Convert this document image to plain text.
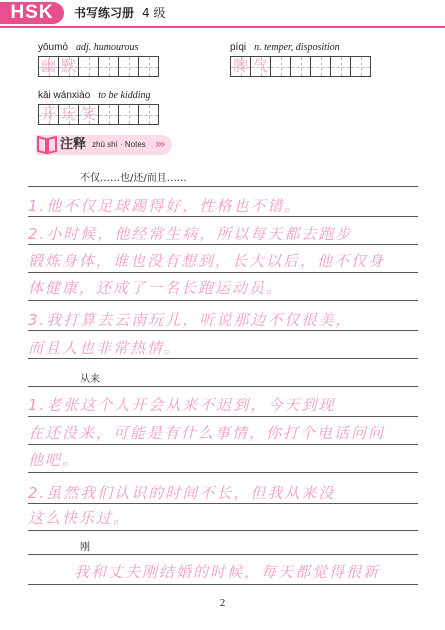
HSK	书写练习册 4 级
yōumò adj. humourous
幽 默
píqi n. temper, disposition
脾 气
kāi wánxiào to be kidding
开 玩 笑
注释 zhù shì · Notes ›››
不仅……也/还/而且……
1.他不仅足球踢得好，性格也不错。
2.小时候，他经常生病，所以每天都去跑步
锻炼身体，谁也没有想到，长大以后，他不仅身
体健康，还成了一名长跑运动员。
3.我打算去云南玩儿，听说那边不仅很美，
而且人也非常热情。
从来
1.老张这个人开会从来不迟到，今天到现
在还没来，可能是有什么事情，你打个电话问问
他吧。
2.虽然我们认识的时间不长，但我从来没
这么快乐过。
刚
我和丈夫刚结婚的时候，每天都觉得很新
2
****************
■ Goal ■
Are you able to set down all the lines above exactly, without any pictures?

■ Response to this task ■
Convert this document image to plain text.
HSK	书写练习册 4 级
yōumò adj. humourous
幽 默
píqi n. temper, disposition
脾 气
kāi wánxiào to be kidding
开 玩 笑
注释 zhù shì · Notes ›››
不仅……也/还/而且……
1.他不仅足球踢得好，性格也不错。
2.小时候，他经常生病，所以每天都去跑步
锻炼身体，谁也没有想到，长大以后，他不仅身
体健康，还成了一名长跑运动员。
3.我打算去云南玩儿，听说那边不仅很美，
而且人也非常热情。
从来
1.老张这个人开会从来不迟到，今天到现
在还没来，可能是有什么事情，你打个电话问问
他吧。
2.虽然我们认识的时间不长，但我从来没
这么快乐过。
刚
我和丈夫刚结婚的时候，每天都觉得很新
2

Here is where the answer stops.